* begin Materials provided *
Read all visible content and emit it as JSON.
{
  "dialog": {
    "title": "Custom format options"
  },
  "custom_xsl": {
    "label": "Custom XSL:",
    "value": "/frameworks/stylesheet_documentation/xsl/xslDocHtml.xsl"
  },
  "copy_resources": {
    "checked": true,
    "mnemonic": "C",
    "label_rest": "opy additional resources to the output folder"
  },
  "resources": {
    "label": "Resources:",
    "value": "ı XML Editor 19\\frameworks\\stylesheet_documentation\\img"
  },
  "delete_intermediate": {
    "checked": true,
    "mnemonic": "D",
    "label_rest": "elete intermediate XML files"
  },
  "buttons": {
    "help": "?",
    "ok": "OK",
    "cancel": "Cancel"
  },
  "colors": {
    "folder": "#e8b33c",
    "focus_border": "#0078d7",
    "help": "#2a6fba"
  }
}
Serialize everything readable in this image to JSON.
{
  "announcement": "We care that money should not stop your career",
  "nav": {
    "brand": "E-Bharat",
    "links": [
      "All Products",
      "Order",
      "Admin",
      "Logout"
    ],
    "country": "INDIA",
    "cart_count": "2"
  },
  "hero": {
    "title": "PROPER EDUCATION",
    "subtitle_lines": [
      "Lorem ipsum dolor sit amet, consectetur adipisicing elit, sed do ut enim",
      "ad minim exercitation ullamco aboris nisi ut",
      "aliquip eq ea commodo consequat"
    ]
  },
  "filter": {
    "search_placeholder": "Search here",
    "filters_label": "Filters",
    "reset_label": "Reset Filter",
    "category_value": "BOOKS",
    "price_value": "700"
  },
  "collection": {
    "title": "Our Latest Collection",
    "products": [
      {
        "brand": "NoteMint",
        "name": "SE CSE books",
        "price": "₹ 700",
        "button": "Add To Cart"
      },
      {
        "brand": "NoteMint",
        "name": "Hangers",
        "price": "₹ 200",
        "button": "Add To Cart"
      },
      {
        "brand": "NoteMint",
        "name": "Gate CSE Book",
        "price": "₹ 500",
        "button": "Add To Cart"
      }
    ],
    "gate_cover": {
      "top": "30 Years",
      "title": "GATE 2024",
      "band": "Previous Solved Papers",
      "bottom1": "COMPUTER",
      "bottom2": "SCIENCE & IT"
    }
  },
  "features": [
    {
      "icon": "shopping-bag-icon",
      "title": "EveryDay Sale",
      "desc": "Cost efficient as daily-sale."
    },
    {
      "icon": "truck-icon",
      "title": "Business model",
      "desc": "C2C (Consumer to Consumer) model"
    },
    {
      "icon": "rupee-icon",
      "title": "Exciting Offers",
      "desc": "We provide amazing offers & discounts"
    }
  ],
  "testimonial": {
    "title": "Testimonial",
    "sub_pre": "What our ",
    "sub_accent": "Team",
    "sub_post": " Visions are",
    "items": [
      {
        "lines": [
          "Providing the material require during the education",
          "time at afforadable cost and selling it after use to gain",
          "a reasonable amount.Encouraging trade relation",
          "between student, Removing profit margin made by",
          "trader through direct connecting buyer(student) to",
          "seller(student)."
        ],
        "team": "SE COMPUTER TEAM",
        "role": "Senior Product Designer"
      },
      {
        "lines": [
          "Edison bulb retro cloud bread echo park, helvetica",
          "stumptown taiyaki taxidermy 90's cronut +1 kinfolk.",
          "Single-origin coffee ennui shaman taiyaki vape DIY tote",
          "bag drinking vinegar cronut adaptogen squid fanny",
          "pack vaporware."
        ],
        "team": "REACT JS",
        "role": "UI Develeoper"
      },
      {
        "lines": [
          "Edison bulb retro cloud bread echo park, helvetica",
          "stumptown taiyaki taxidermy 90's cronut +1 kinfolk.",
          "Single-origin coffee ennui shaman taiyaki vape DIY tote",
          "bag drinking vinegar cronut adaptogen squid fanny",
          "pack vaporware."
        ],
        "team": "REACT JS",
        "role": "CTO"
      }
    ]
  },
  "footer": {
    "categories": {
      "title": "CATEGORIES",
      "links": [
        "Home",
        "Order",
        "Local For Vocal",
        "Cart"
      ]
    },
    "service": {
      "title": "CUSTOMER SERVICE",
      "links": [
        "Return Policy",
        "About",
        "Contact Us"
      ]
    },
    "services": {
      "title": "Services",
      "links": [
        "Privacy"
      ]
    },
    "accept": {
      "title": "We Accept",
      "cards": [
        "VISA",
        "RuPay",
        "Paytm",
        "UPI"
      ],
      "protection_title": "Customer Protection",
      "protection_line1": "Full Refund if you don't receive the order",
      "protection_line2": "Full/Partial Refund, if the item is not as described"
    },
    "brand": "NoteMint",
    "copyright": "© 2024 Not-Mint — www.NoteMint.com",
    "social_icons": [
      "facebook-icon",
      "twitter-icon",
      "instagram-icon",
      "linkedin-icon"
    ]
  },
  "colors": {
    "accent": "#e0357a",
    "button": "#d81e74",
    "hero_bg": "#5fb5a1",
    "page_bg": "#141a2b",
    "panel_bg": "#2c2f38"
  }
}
* end Materials provided *
### Aim of the task
Make an exact copy of every line in the data.

### Exercise answer
Read all visible content and emit it as JSON.
{
  "dialog": {
    "title": "Custom format options"
  },
  "custom_xsl": {
    "label": "Custom XSL:",
    "value": "/frameworks/stylesheet_documentation/xsl/xslDocHtml.xsl"
  },
  "copy_resources": {
    "checked": true,
    "mnemonic": "C",
    "label_rest": "opy additional resources to the output folder"
  },
  "resources": {
    "label": "Resources:",
    "value": "ı XML Editor 19\\frameworks\\stylesheet_documentation\\img"
  },
  "delete_intermediate": {
    "checked": true,
    "mnemonic": "D",
    "label_rest": "elete intermediate XML files"
  },
  "buttons": {
    "help": "?",
    "ok": "OK",
    "cancel": "Cancel"
  },
  "colors": {
    "folder": "#e8b33c",
    "focus_border": "#0078d7",
    "help": "#2a6fba"
  }
}
Serialize everything readable in this image to JSON.
{
  "announcement": "We care that money should not stop your career",
  "nav": {
    "brand": "E-Bharat",
    "links": [
      "All Products",
      "Order",
      "Admin",
      "Logout"
    ],
    "country": "INDIA",
    "cart_count": "2"
  },
  "hero": {
    "title": "PROPER EDUCATION",
    "subtitle_lines": [
      "Lorem ipsum dolor sit amet, consectetur adipisicing elit, sed do ut enim",
      "ad minim exercitation ullamco aboris nisi ut",
      "aliquip eq ea commodo consequat"
    ]
  },
  "filter": {
    "search_placeholder": "Search here",
    "filters_label": "Filters",
    "reset_label": "Reset Filter",
    "category_value": "BOOKS",
    "price_value": "700"
  },
  "collection": {
    "title": "Our Latest Collection",
    "products": [
      {
        "brand": "NoteMint",
        "name": "SE CSE books",
        "price": "₹ 700",
        "button": "Add To Cart"
      },
      {
        "brand": "NoteMint",
        "name": "Hangers",
        "price": "₹ 200",
        "button": "Add To Cart"
      },
      {
        "brand": "NoteMint",
        "name": "Gate CSE Book",
        "price": "₹ 500",
        "button": "Add To Cart"
      }
    ],
    "gate_cover": {
      "top": "30 Years",
      "title": "GATE 2024",
      "band": "Previous Solved Papers",
      "bottom1": "COMPUTER",
      "bottom2": "SCIENCE & IT"
    }
  },
  "features": [
    {
      "icon": "shopping-bag-icon",
      "title": "EveryDay Sale",
      "desc": "Cost efficient as daily-sale."
    },
    {
      "icon": "truck-icon",
      "title": "Business model",
      "desc": "C2C (Consumer to Consumer) model"
    },
    {
      "icon": "rupee-icon",
      "title": "Exciting Offers",
      "desc": "We provide amazing offers & discounts"
    }
  ],
  "testimonial": {
    "title": "Testimonial",
    "sub_pre": "What our ",
    "sub_accent": "Team",
    "sub_post": " Visions are",
    "items": [
      {
        "lines": [
          "Providing the material require during the education",
          "time at afforadable cost and selling it after use to gain",
          "a reasonable amount.Encouraging trade relation",
          "between student, Removing profit margin made by",
          "trader through direct connecting buyer(student) to",
          "seller(student)."
        ],
        "team": "SE COMPUTER TEAM",
        "role": "Senior Product Designer"
      },
      {
        "lines": [
          "Edison bulb retro cloud bread echo park, helvetica",
          "stumptown taiyaki taxidermy 90's cronut +1 kinfolk.",
          "Single-origin coffee ennui shaman taiyaki vape DIY tote",
          "bag drinking vinegar cronut adaptogen squid fanny",
          "pack vaporware."
        ],
        "team": "REACT JS",
        "role": "UI Develeoper"
      },
      {
        "lines": [
          "Edison bulb retro cloud bread echo park, helvetica",
          "stumptown taiyaki taxidermy 90's cronut +1 kinfolk.",
          "Single-origin coffee ennui shaman taiyaki vape DIY tote",
          "bag drinking vinegar cronut adaptogen squid fanny",
          "pack vaporware."
        ],
        "team": "REACT JS",
        "role": "CTO"
      }
    ]
  },
  "footer": {
    "categories": {
      "title": "CATEGORIES",
      "links": [
        "Home",
        "Order",
        "Local For Vocal",
        "Cart"
      ]
    },
    "service": {
      "title": "CUSTOMER SERVICE",
      "links": [
        "Return Policy",
        "About",
        "Contact Us"
      ]
    },
    "services": {
      "title": "Services",
      "links": [
        "Privacy"
      ]
    },
    "accept": {
      "title": "We Accept",
      "cards": [
        "VISA",
        "RuPay",
        "Paytm",
        "UPI"
      ],
      "protection_title": "Customer Protection",
      "protection_line1": "Full Refund if you don't receive the order",
      "protection_line2": "Full/Partial Refund, if the item is not as described"
    },
    "brand": "NoteMint",
    "copyright": "© 2024 Not-Mint — www.NoteMint.com",
    "social_icons": [
      "facebook-icon",
      "twitter-icon",
      "instagram-icon",
      "linkedin-icon"
    ]
  },
  "colors": {
    "accent": "#e0357a",
    "button": "#d81e74",
    "hero_bg": "#5fb5a1",
    "page_bg": "#141a2b",
    "panel_bg": "#2c2f38"
  }
}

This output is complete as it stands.